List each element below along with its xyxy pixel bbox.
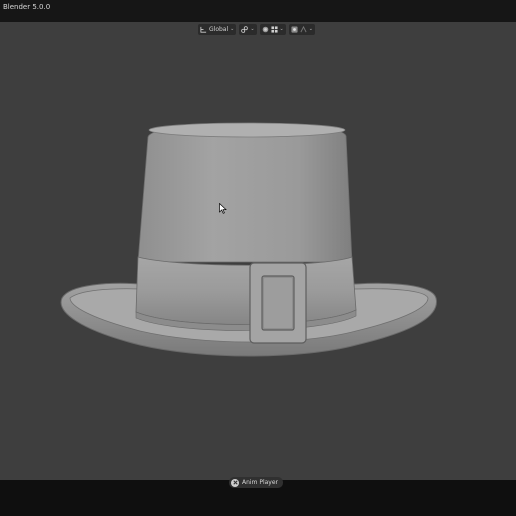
anim-player-label: Anim Player bbox=[242, 479, 278, 486]
title-bar: Blender 5.0.0 bbox=[0, 0, 516, 22]
hat-crown bbox=[137, 123, 353, 263]
close-icon[interactable] bbox=[231, 478, 239, 487]
hat-crown-top bbox=[148, 122, 346, 138]
app-title: Blender 5.0.0 bbox=[3, 3, 51, 11]
blender-window: Blender 5.0.0 Global ⌄ ⌄ ⌄ ⌄ Anim Player bbox=[0, 0, 516, 516]
mouse-cursor-icon bbox=[219, 203, 227, 214]
hat-model[interactable] bbox=[0, 22, 516, 480]
anim-player-button[interactable]: Anim Player bbox=[229, 477, 283, 488]
hat-buckle bbox=[249, 262, 307, 344]
hat-band bbox=[135, 256, 357, 325]
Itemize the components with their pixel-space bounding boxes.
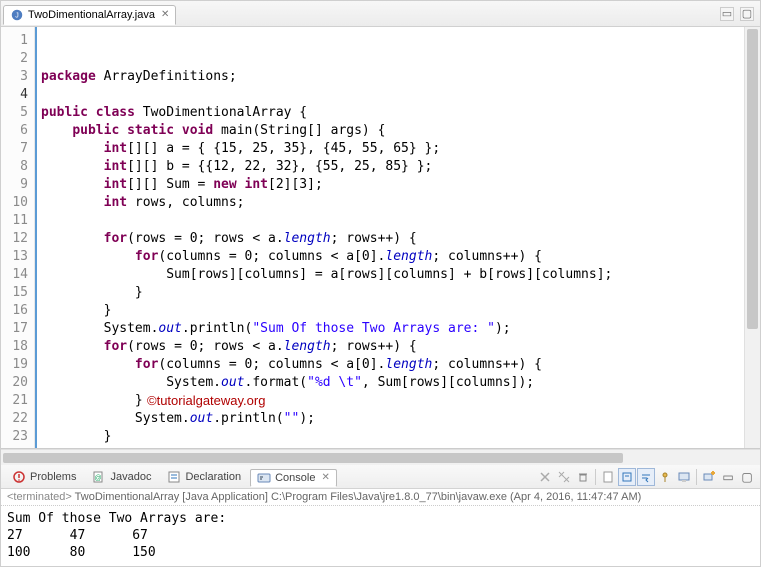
x-gray-icon	[539, 471, 551, 483]
minimize-icon[interactable]: ▭	[720, 7, 734, 21]
close-tab-icon[interactable]: ✕	[161, 9, 169, 20]
page-icon	[602, 471, 614, 483]
svg-text:J: J	[15, 12, 19, 19]
remove-launch-button[interactable]	[574, 468, 592, 486]
trash-icon	[577, 471, 589, 483]
maximize-icon[interactable]: ▢	[740, 7, 754, 21]
console-output[interactable]: Sum Of those Two Arrays are: 27 47 67 10…	[1, 506, 760, 566]
terminate-button[interactable]	[536, 468, 554, 486]
line-number-gutter: 1234567891011121314151617181920212223	[1, 27, 35, 448]
console-toolbar: ▭ ▢	[536, 468, 760, 486]
maximize-panel-button[interactable]: ▢	[738, 468, 756, 486]
minimize-panel-button[interactable]: ▭	[719, 468, 737, 486]
code-editor[interactable]: package ArrayDefinitions;public class Tw…	[35, 27, 744, 448]
editor-area: 1234567891011121314151617181920212223 pa…	[1, 27, 760, 449]
editor-tabbar: J TwoDimentionalArray.java ✕ ▭ ▢	[1, 1, 760, 27]
console-icon	[257, 471, 271, 485]
javadoc-icon: @	[92, 470, 106, 484]
word-wrap-button[interactable]	[637, 468, 655, 486]
scroll-icon	[621, 471, 633, 483]
monitor-icon	[678, 471, 690, 483]
tab-declaration[interactable]: Declaration	[160, 468, 248, 486]
open-console-button[interactable]	[700, 468, 718, 486]
tab-problems[interactable]: Problems	[5, 468, 83, 486]
clear-console-button[interactable]	[599, 468, 617, 486]
watermark-text: ©tutorialgateway.org	[147, 392, 265, 410]
horizontal-scrollbar[interactable]	[1, 449, 760, 465]
display-button[interactable]	[675, 468, 693, 486]
xx-gray-icon	[558, 471, 570, 483]
bottom-panel-tabs: Problems @ Javadoc Declaration Console ✕…	[1, 465, 760, 489]
close-tab-icon[interactable]: ✕	[321, 472, 329, 483]
svg-text:@: @	[95, 475, 102, 482]
pin-console-button[interactable]	[656, 468, 674, 486]
tab-javadoc[interactable]: @ Javadoc	[85, 468, 158, 486]
plus-monitor-icon	[703, 471, 715, 483]
pin-icon	[659, 471, 671, 483]
declaration-icon	[167, 470, 181, 484]
tab-filename: TwoDimentionalArray.java	[28, 9, 155, 21]
editor-window-controls: ▭ ▢	[720, 7, 760, 21]
vertical-scrollbar[interactable]	[744, 27, 760, 448]
problems-icon	[12, 470, 26, 484]
wrap-icon	[640, 471, 652, 483]
editor-tab-file[interactable]: J TwoDimentionalArray.java ✕	[3, 5, 176, 25]
scroll-lock-button[interactable]	[618, 468, 636, 486]
remove-all-button[interactable]	[555, 468, 573, 486]
java-file-icon: J	[10, 8, 24, 22]
tab-console[interactable]: Console ✕	[250, 469, 337, 487]
console-status-line: <terminated> TwoDimentionalArray [Java A…	[1, 489, 760, 506]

#### [Required task]
Give the lines again, starting at the first line and ending at the line that contains "Itemize the components", with "Anim Player" swapped for "Animation Player" and nothing else changed. Leave the pictures out.

#### [The answer]
List each element below along with its xyxy pixel bbox.
anim-player-label: Animation Player bbox=[242, 479, 278, 486]
title-bar: Blender 5.0.0 bbox=[0, 0, 516, 22]
hat-crown bbox=[137, 123, 353, 263]
close-icon[interactable] bbox=[231, 478, 239, 487]
hat-crown-top bbox=[148, 122, 346, 138]
app-title: Blender 5.0.0 bbox=[3, 3, 51, 11]
blender-window: Blender 5.0.0 Global ⌄ ⌄ ⌄ ⌄ Animation Player bbox=[0, 0, 516, 516]
mouse-cursor-icon bbox=[219, 203, 227, 214]
hat-model[interactable] bbox=[0, 22, 516, 480]
anim-player-button[interactable]: Animation Player bbox=[229, 477, 283, 488]
hat-buckle bbox=[249, 262, 307, 344]
hat-band bbox=[135, 256, 357, 325]
Itemize the components with their pixel-space bounding boxes.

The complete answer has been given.